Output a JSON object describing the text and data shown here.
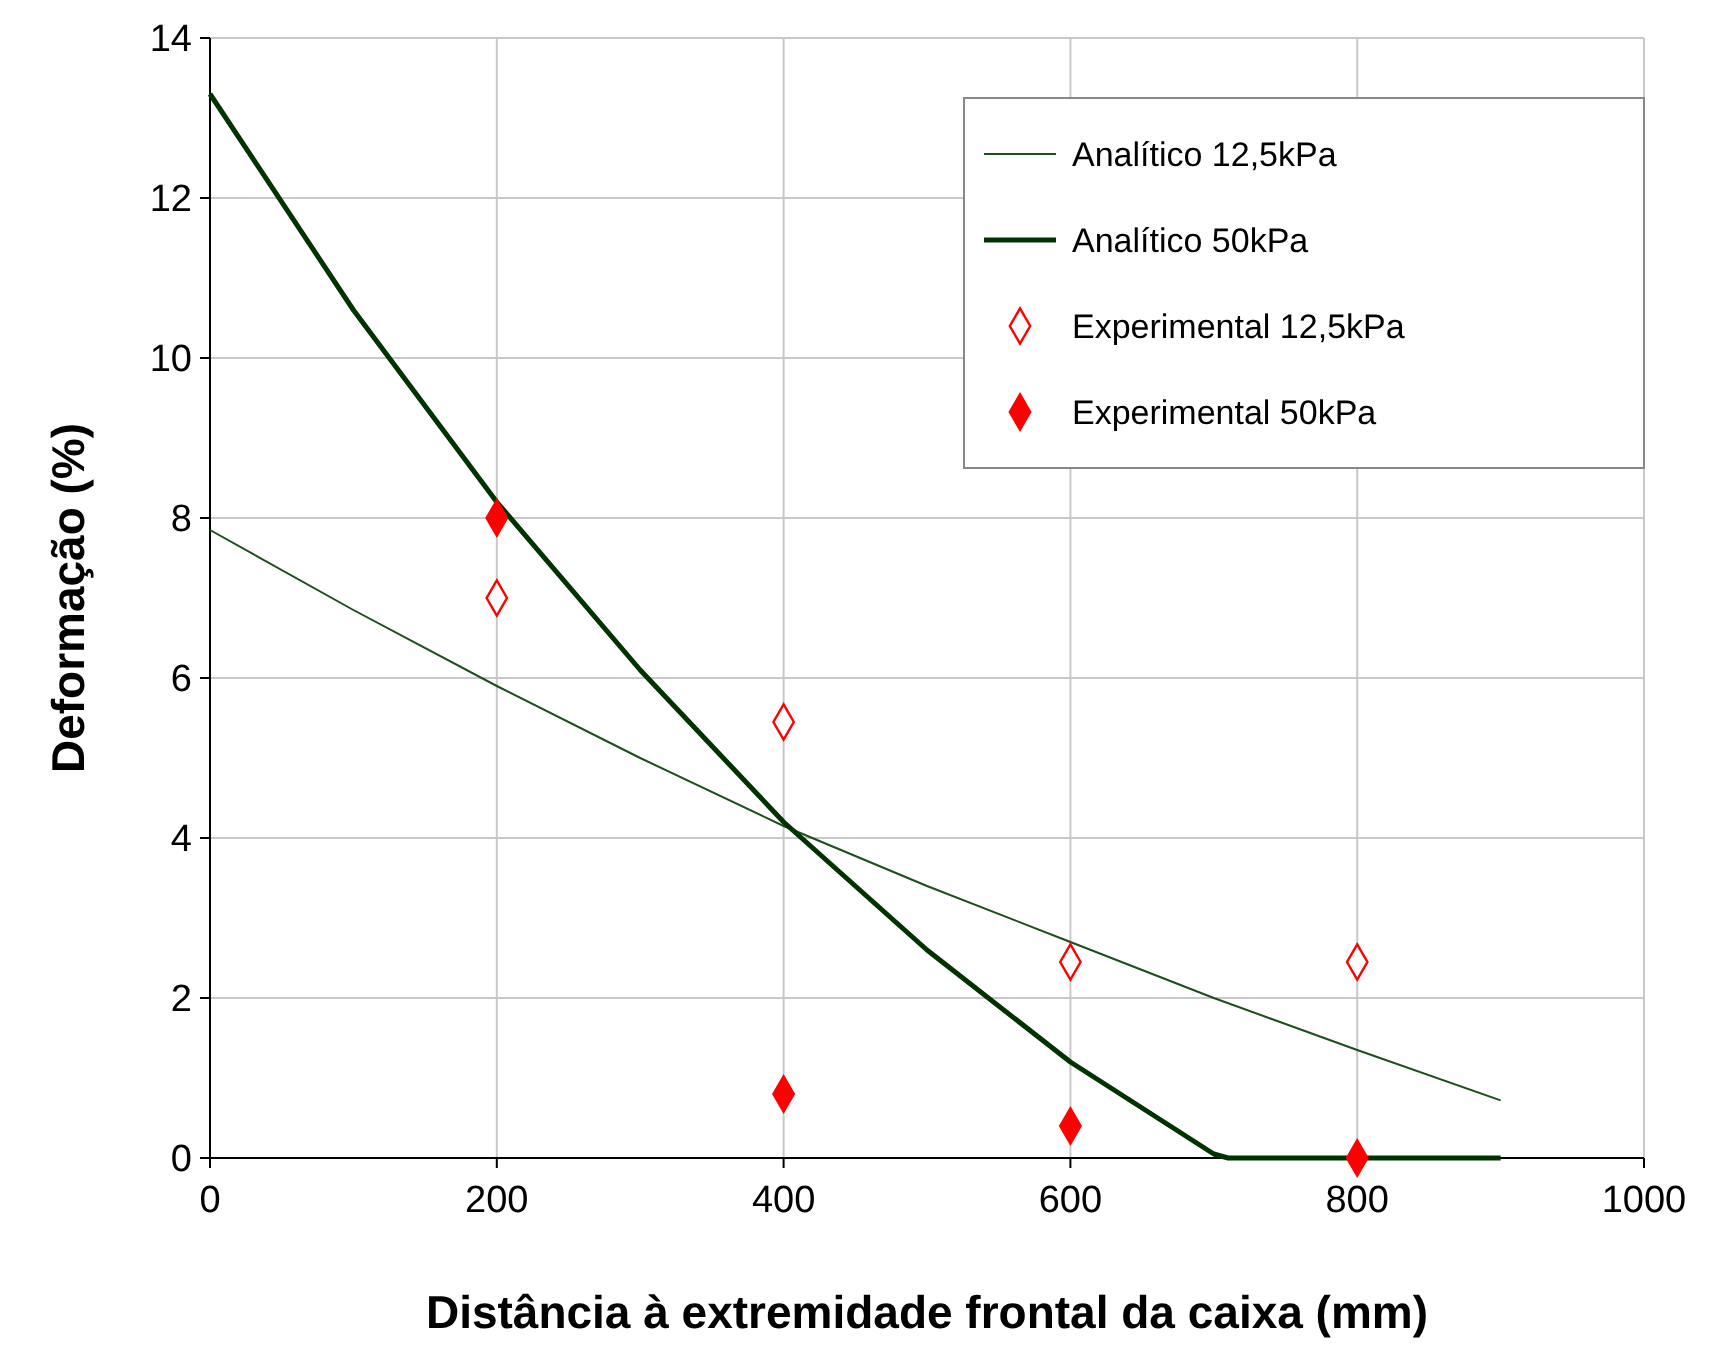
{
  "chart_data": {
    "type": "line",
    "xlabel": "Distância à extremidade frontal da caixa (mm)",
    "ylabel": "Deformação (%)",
    "xlim": [
      0,
      1000
    ],
    "xticks": [
      0,
      200,
      400,
      600,
      800,
      1000
    ],
    "ylim": [
      0,
      14
    ],
    "yticks": [
      0,
      2,
      4,
      6,
      8,
      10,
      12,
      14
    ],
    "grid": true,
    "legend": "top right",
    "series": [
      {
        "name": "Analítico 12,5kPa",
        "color": "#1e4d1e",
        "x": [
          0,
          100,
          200,
          300,
          400,
          500,
          600,
          700,
          800,
          900
        ],
        "values": [
          7.85,
          6.85,
          5.9,
          5.0,
          4.15,
          3.4,
          2.7,
          2.0,
          1.35,
          0.72
        ]
      },
      {
        "name": "Analítico 50kPa",
        "color": "#003300",
        "x": [
          0,
          100,
          200,
          300,
          400,
          500,
          600,
          700,
          710,
          800,
          900
        ],
        "values": [
          13.3,
          10.6,
          8.2,
          6.1,
          4.2,
          2.6,
          1.2,
          0.05,
          0,
          0,
          0
        ]
      },
      {
        "name": "Experimental 12,5kPa",
        "type": "scatter",
        "marker": "diamond",
        "color": "#ff0000",
        "x": [
          200,
          400,
          600,
          800
        ],
        "values": [
          7.0,
          5.45,
          2.45,
          2.45
        ]
      },
      {
        "name": "Experimental 50kPa",
        "type": "scatter",
        "marker": "diamond",
        "color": "#ff0000",
        "x": [
          200,
          400,
          600,
          800
        ],
        "values": [
          8.0,
          0.8,
          0.4,
          0.0
        ]
      }
    ]
  }
}
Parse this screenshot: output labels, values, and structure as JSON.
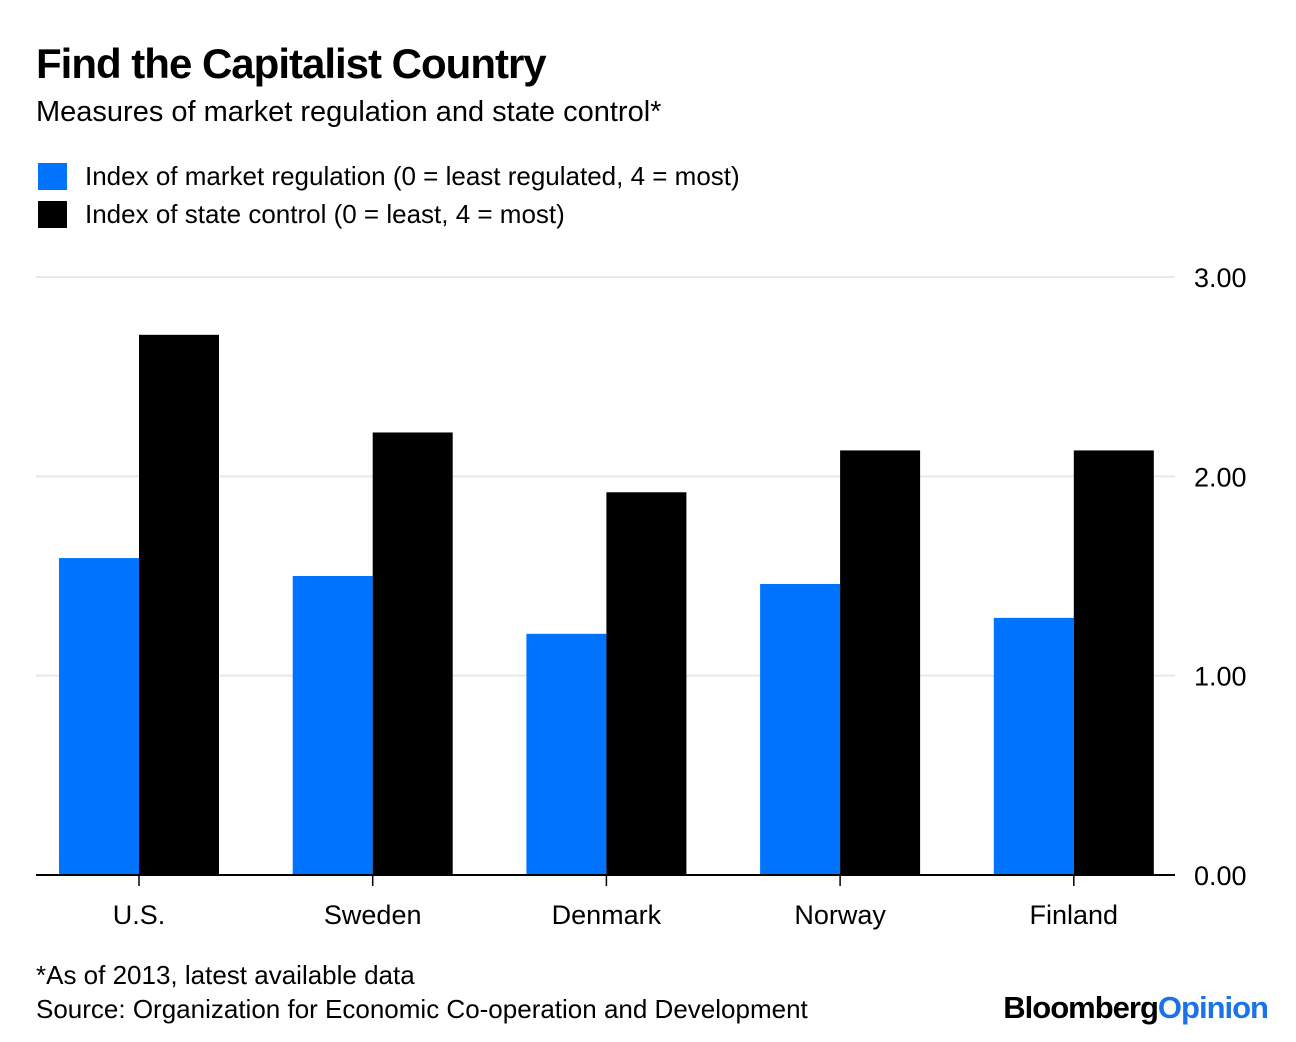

━━━━━━━━

**SHORT TASK:** Using the entries above, tally how many lines have the word "Experimental" in them; write the number and nothing more.

**THE OUTPUT:** 2